## Provided text
Biblical Hebrew Homeschool Curriculum

Wild Hebrew


You may have never met a pygarg or coney, or heard a turtle sing. Here's your chance to meet some Biblical wildlife and the endearing Hebrew word building behind their names.

crane migration

rock hyrax

Rock Badger, Coney, Hyrax

"...the rocks are a refuge for the rock badgers."
Psalm 104:18 (ESV)

Rock hyraxes live in groups, foraging together on grasses and leafy plants until an alarm call from their posted sentry sends them scuttling to hiding places amongst the rocks. Because they are so apt to hole up, their Hebrew name, shaphan, comes from a root meaning to conceal. Since we often conceal valuables, this root has also formed a word meaning treasure. And since parents treasure their babies, that word became a proper name, as in 2 Kings 22:12.


The Voice of the Turtle

"The flowers appear on the earth; the time of the singing of birds is come, and the voice of the turtle is heard in our land."
Song of Songs 2:12 (KJV)

Make that turtle dove for modern English speakers! The turtle dove's Hebrew name is onomatopoeic: the name sounds like the turtle dove's sound. Both sound like "tor." Even the dove's scientific species name is onomatopoeic: Streptopelia turtur.

turtle dove

Turtle dove became a term of endearment, too. It is used in Psalm 74:19 about God's people: Do not deliver the soul of your dove to the wild beasts; do not forget the life of your poor forever. (ESV)

Speaking of doves and poverty, we know that Joseph and Mary were short of funds from Luke 2:24, which quotes Leviticus 12:8, in which the Lord allows an offering of two turtle doves if a lamb would be too expensive for the new parents.

Listen at right to the tor of the tor, the voice of the turtle.

## Available data
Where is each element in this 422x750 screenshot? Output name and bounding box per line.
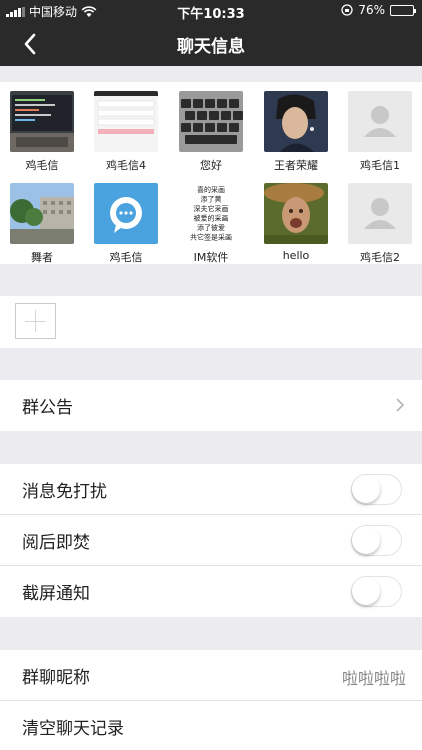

## Work required
Answer these questions from the Wild Hebrew text:
1. According to the text, what does the root of the Hebrew name shaphan mean?
2. What is the turtle dove's scientific species name?
3. Which verse in Luke quotes Leviticus 12:8?

## Solution
1. To conceal.
2. Streptopelia turtur.
3. Luke 2:24.